• _Records to use_

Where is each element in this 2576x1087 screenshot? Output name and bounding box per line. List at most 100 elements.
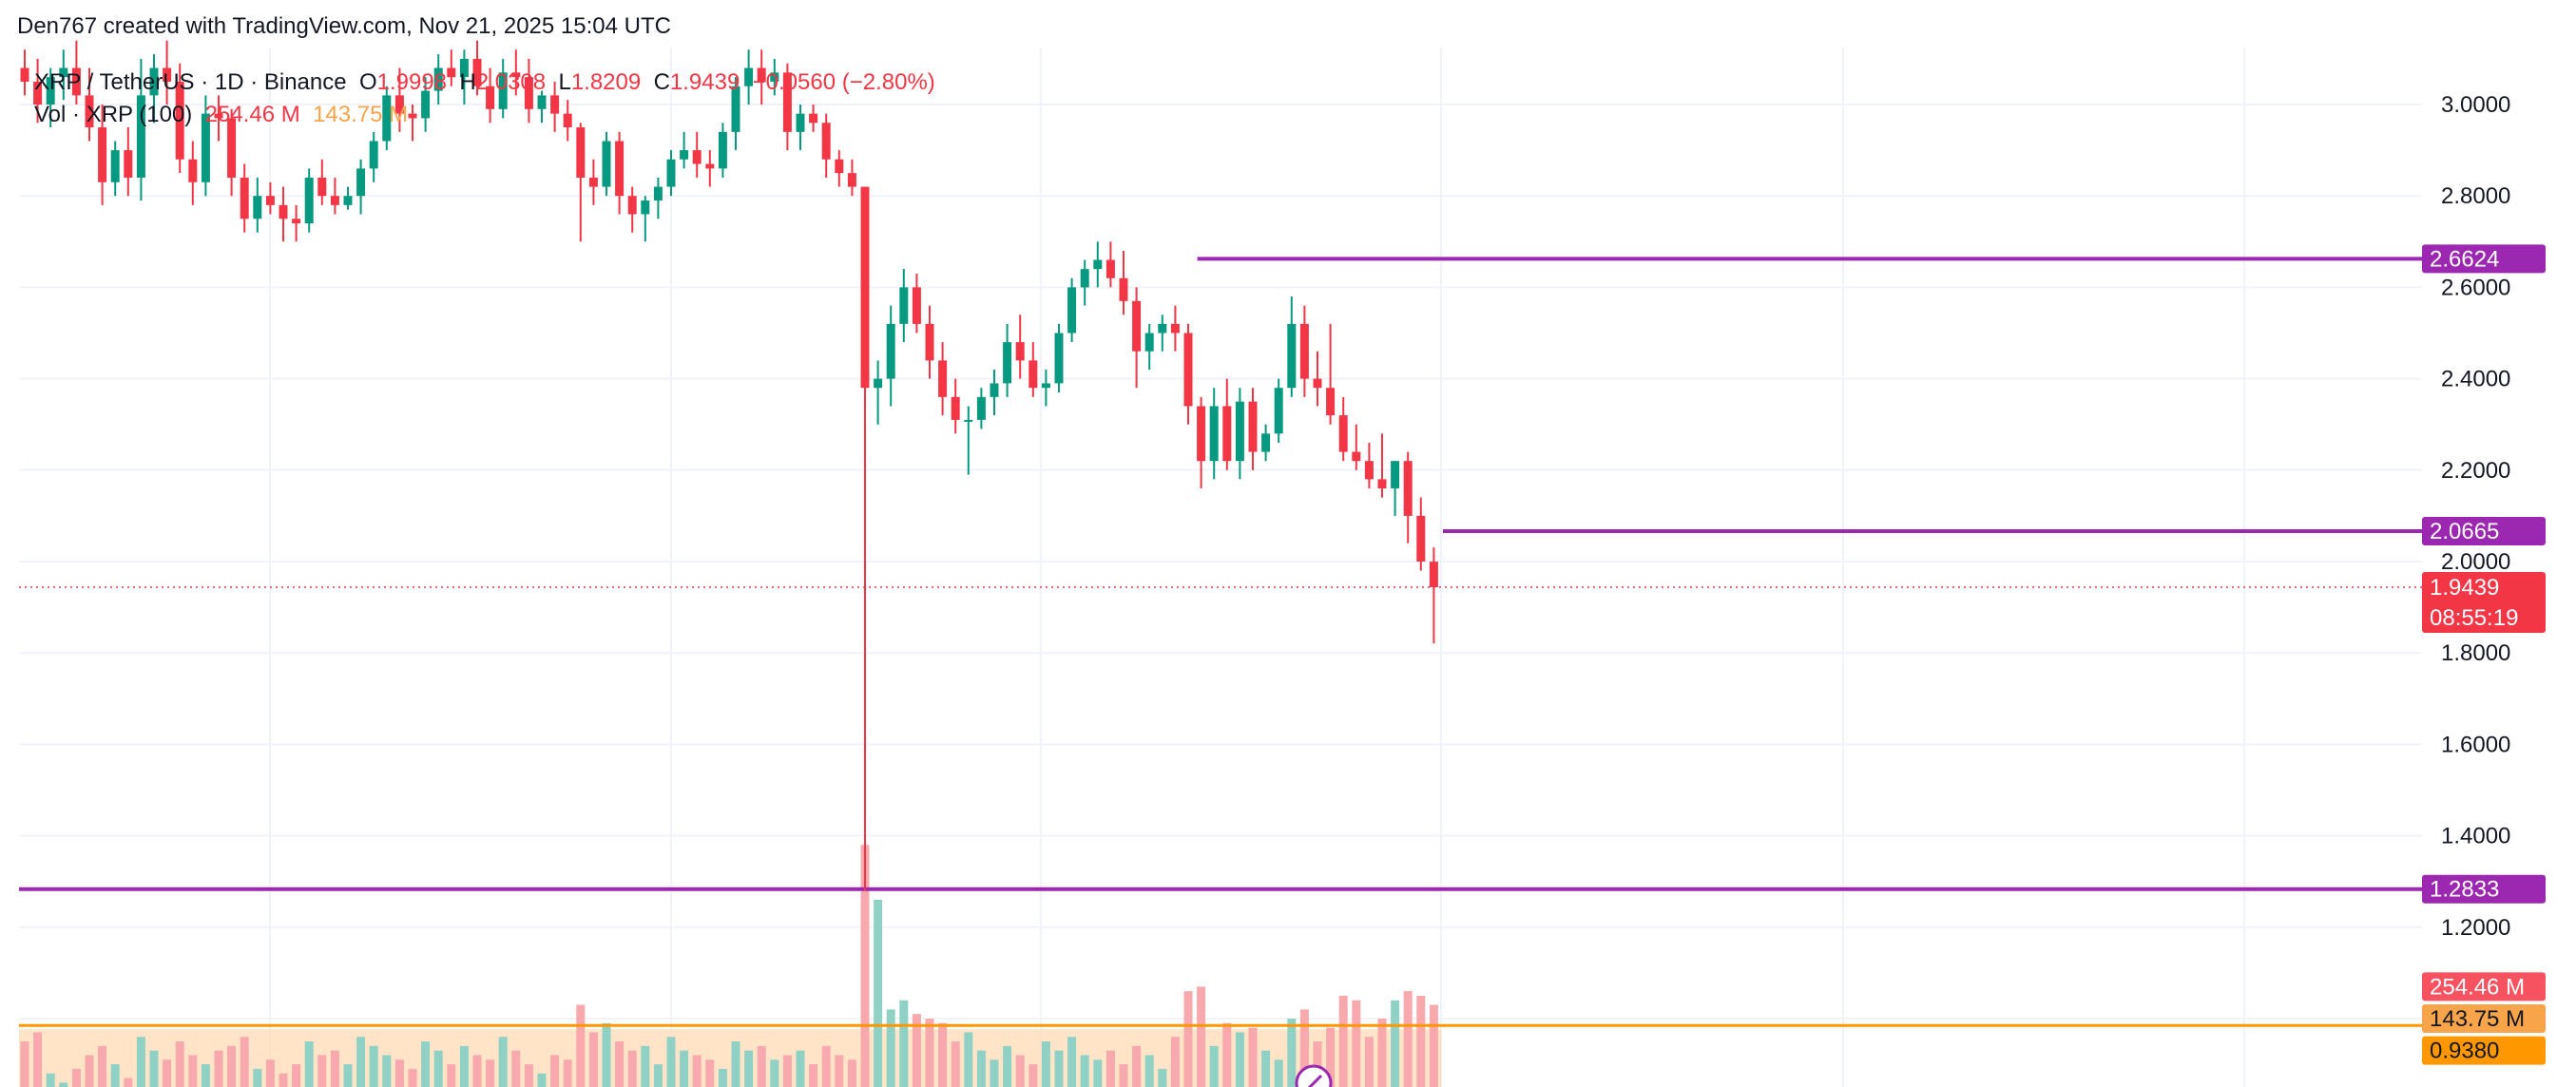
volume-bar [330,1050,339,1087]
volume-bar [149,1050,159,1087]
volume-bar [33,1032,43,1087]
volume-bar [498,1037,508,1087]
candle-body [524,77,533,109]
volume-bar [227,1045,237,1087]
volume-bar [821,1045,831,1087]
price-tick-label: 1.4000 [2441,824,2510,849]
volume-bar [860,845,870,1087]
candle-body [951,396,960,420]
volume-bar [1170,1037,1180,1087]
volume-bar [1144,1055,1154,1087]
volume-tag: 143.75 M [2430,1006,2525,1032]
volume-bar [59,1082,68,1087]
volume-bar [576,1004,586,1087]
candle-body [1248,401,1258,452]
candle-body [175,81,184,160]
candle-body [1261,433,1271,452]
candle-body [253,196,262,219]
volume-tag-bg [2422,972,2546,1001]
candle-body [433,67,443,91]
horizontal-levels [19,257,2433,1027]
volume-bars [19,845,1442,1087]
volume-bar [1003,1045,1012,1087]
volume-bar [1429,1004,1438,1087]
replay-icon[interactable] [1295,1064,1333,1087]
volume-bar [240,1037,249,1087]
volume-bar [136,1037,145,1087]
candle-body [1119,277,1128,301]
level-tag-bg [2422,517,2546,546]
candle-body [1235,401,1244,462]
volume-bar [550,1055,560,1087]
volume-bar [1197,986,1206,1087]
candle-body [292,219,301,224]
last-price-tag: 1.9439 [2430,575,2499,601]
volume-bar [356,1037,366,1087]
high-value: 2.0308 [475,69,547,95]
volume-bar [602,1022,611,1087]
volume-bar [343,1064,353,1087]
volume-bar [1248,1027,1258,1087]
price-tick-label: 3.0000 [2441,92,2510,118]
candle-body [71,67,81,96]
candle-body [680,150,689,160]
price-tick-label: 2.6000 [2441,275,2510,300]
change-value: −0.0560 (−2.80%) [752,69,935,95]
volume-bar [1158,1068,1167,1087]
candle-body [860,186,870,389]
volume-bar [1105,1050,1115,1087]
candle-body [874,378,883,389]
candle-body [394,95,404,114]
volume-bar [809,1064,818,1087]
volume-bar [524,1064,533,1087]
volume-bar [1403,991,1413,1087]
candle-body [705,163,715,169]
volume-bar [214,1050,223,1087]
candle-body [343,196,353,205]
volume-bar [110,1064,120,1087]
candle-body [1377,479,1387,489]
volume-bar [369,1045,378,1087]
candle-body [1429,562,1438,587]
volume-bar [938,1022,948,1087]
volume-bar [718,1068,727,1087]
volume-bar [124,1077,133,1087]
candle-body [59,67,68,78]
candle-body [1144,333,1154,352]
candle-body [1287,323,1297,389]
candle-body [124,150,133,178]
volume-bar [976,1050,986,1087]
candle-body [1364,461,1374,480]
candle-body [163,67,172,82]
candle-body [563,113,572,128]
volume-label[interactable]: Vol · XRP (100) [34,102,193,127]
candle-body [809,113,818,124]
candle-body [330,196,339,205]
level-tag: 2.0665 [2430,519,2499,544]
volume-bar [1377,1019,1387,1087]
candle-body [1041,383,1050,389]
volume-bar [433,1050,443,1087]
candle-body [498,72,508,109]
candle-body [317,177,327,197]
volume-bar [680,1050,689,1087]
candle-body [421,90,431,119]
volume-tag-bg [2422,1004,2546,1033]
price-axis-tags: 2.6624 2.0665 1.2833 1.9439 08:55:19 254.46 M… [2422,244,2546,1065]
volume-bar [1028,1064,1038,1087]
volume-bar [472,1055,482,1087]
candle-body [537,95,547,109]
volume-ma-value: 143.75 M [313,102,409,127]
candle-body [472,58,482,86]
volume-bar [951,1041,960,1087]
price-tick-label: 2.4000 [2441,367,2510,392]
volume-bar [71,1068,81,1087]
volume-bar [782,1055,792,1087]
volume-bar [912,1014,921,1087]
volume-bar [874,899,883,1087]
symbol-label[interactable]: XRP / TetherUS · 1D · Binance [34,69,347,95]
candle-body [1222,406,1232,462]
volume-bar [1364,1037,1374,1087]
candle-body [110,150,120,182]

• _The task_
Rewrite the entries above with every "candle-body" changed to "candlestick-body" and everything else left the same. Leave out the picture.

• _Solution below_
Where is each element in this 2576x1087 screenshot? Output name and bounding box per line. List at most 100 elements.
volume-bar [330,1050,339,1087]
volume-bar [149,1050,159,1087]
volume-bar [33,1032,43,1087]
volume-bar [498,1037,508,1087]
candlestick-body [524,77,533,109]
volume-bar [227,1045,237,1087]
volume-bar [821,1045,831,1087]
price-tick-label: 1.4000 [2441,824,2510,849]
volume-bar [860,845,870,1087]
candlestick-body [951,396,960,420]
volume-bar [1170,1037,1180,1087]
volume-bar [1144,1055,1154,1087]
volume-tag: 143.75 M [2430,1006,2525,1032]
volume-bar [59,1082,68,1087]
volume-bar [576,1004,586,1087]
candlestick-body [1248,401,1258,452]
candlestick-body [175,81,184,160]
candlestick-body [1261,433,1271,452]
candlestick-body [253,196,262,219]
volume-tag-bg [2422,972,2546,1001]
candlestick-body [433,67,443,91]
horizontal-levels [19,257,2433,1027]
volume-bars [19,845,1442,1087]
volume-bar [1003,1045,1012,1087]
volume-bar [1429,1004,1438,1087]
replay-icon[interactable] [1295,1064,1333,1087]
volume-bar [240,1037,249,1087]
volume-bar [136,1037,145,1087]
candlestick-body [1119,277,1128,301]
level-tag-bg [2422,517,2546,546]
candlestick-body [1235,401,1244,462]
volume-bar [550,1055,560,1087]
volume-bar [1197,986,1206,1087]
candlestick-body [292,219,301,224]
last-price-tag: 1.9439 [2430,575,2499,601]
volume-bar [356,1037,366,1087]
high-value: 2.0308 [475,69,547,95]
volume-bar [602,1022,611,1087]
volume-bar [343,1064,353,1087]
volume-bar [1248,1027,1258,1087]
price-tick-label: 3.0000 [2441,92,2510,118]
candlestick-body [71,67,81,96]
candlestick-body [680,150,689,160]
price-tick-label: 2.6000 [2441,275,2510,300]
change-value: −0.0560 (−2.80%) [752,69,935,95]
volume-bar [1158,1068,1167,1087]
candlestick-body [860,186,870,389]
volume-bar [1105,1050,1115,1087]
candlestick-body [874,378,883,389]
candlestick-body [394,95,404,114]
volume-bar [809,1064,818,1087]
volume-bar [524,1064,533,1087]
volume-bar [1403,991,1413,1087]
candlestick-body [705,163,715,169]
volume-bar [214,1050,223,1087]
candlestick-body [343,196,353,205]
volume-bar [110,1064,120,1087]
candlestick-body [1377,479,1387,489]
volume-bar [369,1045,378,1087]
candlestick-body [1429,562,1438,587]
volume-bar [938,1022,948,1087]
volume-bar [718,1068,727,1087]
volume-bar [124,1077,133,1087]
candlestick-body [59,67,68,78]
candlestick-body [1144,333,1154,352]
candlestick-body [1287,323,1297,389]
candlestick-body [124,150,133,178]
volume-bar [976,1050,986,1087]
candlestick-body [1364,461,1374,480]
candlestick-body [163,67,172,82]
candlestick-body [563,113,572,128]
volume-label[interactable]: Vol · XRP (100) [34,102,193,127]
candlestick-body [809,113,818,124]
candlestick-body [330,196,339,205]
level-tag: 2.0665 [2430,519,2499,544]
volume-bar [1377,1019,1387,1087]
candlestick-body [1041,383,1050,389]
volume-bar [433,1050,443,1087]
candlestick-body [498,72,508,109]
candlestick-body [317,177,327,197]
volume-bar [680,1050,689,1087]
candlestick-body [421,90,431,119]
volume-tag-bg [2422,1004,2546,1033]
price-axis-tags: 2.6624 2.0665 1.2833 1.9439 08:55:19 254.46 M… [2422,244,2546,1065]
volume-bar [1028,1064,1038,1087]
volume-bar [472,1055,482,1087]
candlestick-body [537,95,547,109]
volume-ma-value: 143.75 M [313,102,409,127]
candlestick-body [472,58,482,86]
volume-bar [951,1041,960,1087]
price-tick-label: 2.4000 [2441,367,2510,392]
volume-bar [71,1068,81,1087]
volume-bar [782,1055,792,1087]
volume-bar [912,1014,921,1087]
volume-bar [874,899,883,1087]
symbol-label[interactable]: XRP / TetherUS · 1D · Binance [34,69,347,95]
candlestick-body [1222,406,1232,462]
volume-bar [1364,1037,1374,1087]
candlestick-body [110,150,120,182]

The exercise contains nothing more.